━━━ Provided records ━━━

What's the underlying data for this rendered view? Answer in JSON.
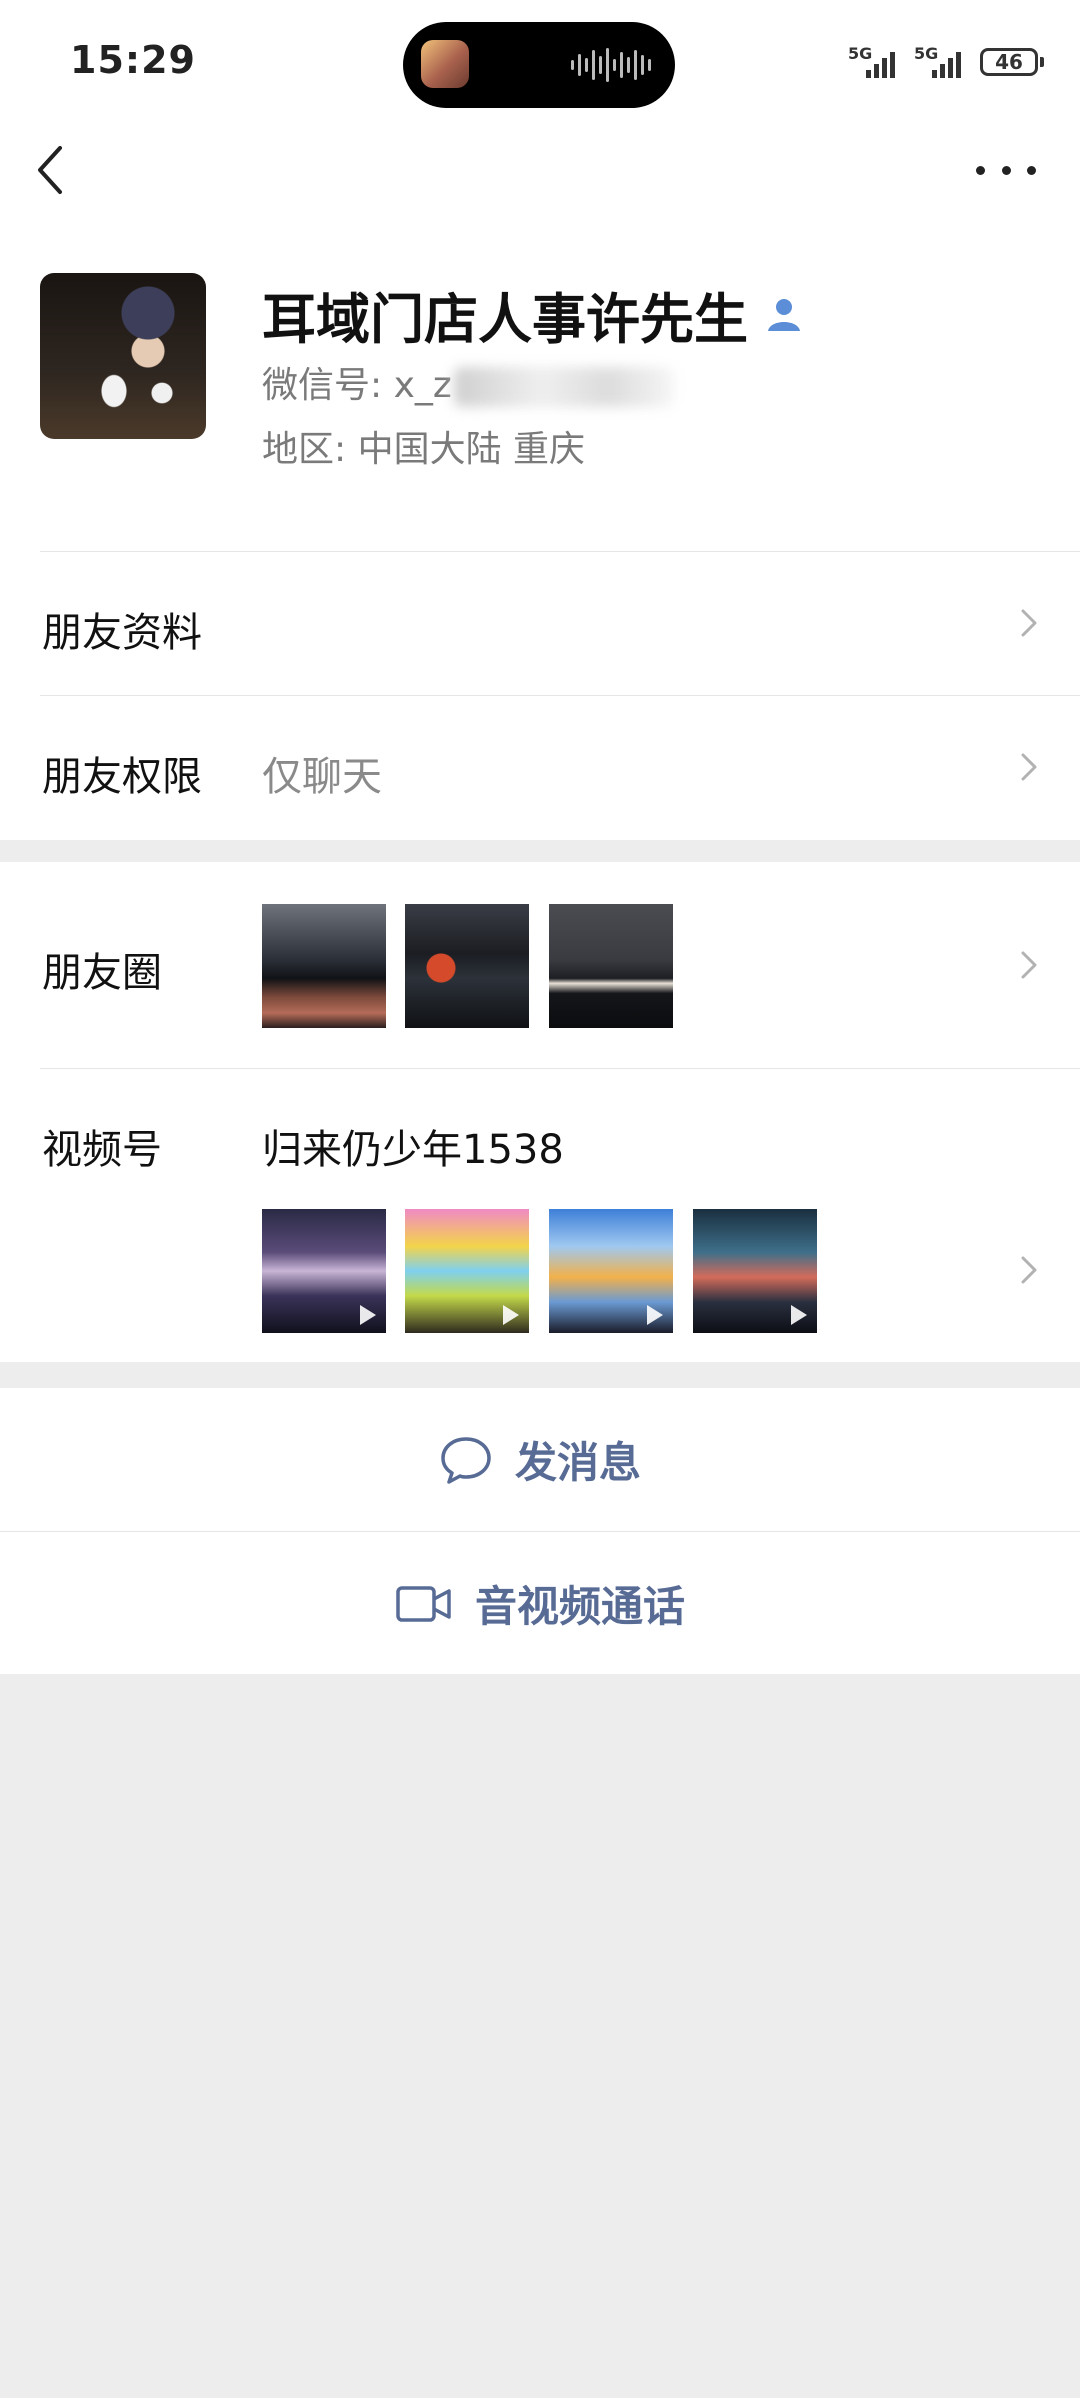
{
  "status_bar": {
    "time": "15:29",
    "network_1": "5G",
    "network_2": "5G",
    "battery": "46"
  },
  "profile": {
    "name": "耳域门店人事许先生",
    "wechat_label": "微信号:",
    "wechat_id_visible": "x_z",
    "region_label": "地区:",
    "region_value": "中国大陆  重庆"
  },
  "rows": {
    "friend_info_label": "朋友资料",
    "friend_permission_label": "朋友权限",
    "friend_permission_value": "仅聊天",
    "moments_label": "朋友圈",
    "channels_label": "视频号",
    "channels_name": "归来仍少年1538"
  },
  "actions": {
    "send_message": "发消息",
    "av_call": "音视频通话"
  },
  "colors": {
    "link_blue": "#576b95",
    "background": "#ededed",
    "badge_blue": "#5b8ed6"
  },
  "icons": [
    "back-icon",
    "more-icon",
    "verified-person-icon",
    "chevron-right-icon",
    "chat-bubble-icon",
    "video-camera-icon",
    "play-icon"
  ]
}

━━━

**Task description:** Can you retype every record above exactly, leaving out the pictures?

**Solution:**
What's the underlying data for this rendered view? Answer in JSON.
{
  "status_bar": {
    "time": "15:29",
    "network_1": "5G",
    "network_2": "5G",
    "battery": "46"
  },
  "profile": {
    "name": "耳域门店人事许先生",
    "wechat_label": "微信号:",
    "wechat_id_visible": "x_z",
    "region_label": "地区:",
    "region_value": "中国大陆  重庆"
  },
  "rows": {
    "friend_info_label": "朋友资料",
    "friend_permission_label": "朋友权限",
    "friend_permission_value": "仅聊天",
    "moments_label": "朋友圈",
    "channels_label": "视频号",
    "channels_name": "归来仍少年1538"
  },
  "actions": {
    "send_message": "发消息",
    "av_call": "音视频通话"
  },
  "colors": {
    "link_blue": "#576b95",
    "background": "#ededed",
    "badge_blue": "#5b8ed6"
  },
  "icons": [
    "back-icon",
    "more-icon",
    "verified-person-icon",
    "chevron-right-icon",
    "chat-bubble-icon",
    "video-camera-icon",
    "play-icon"
  ]
}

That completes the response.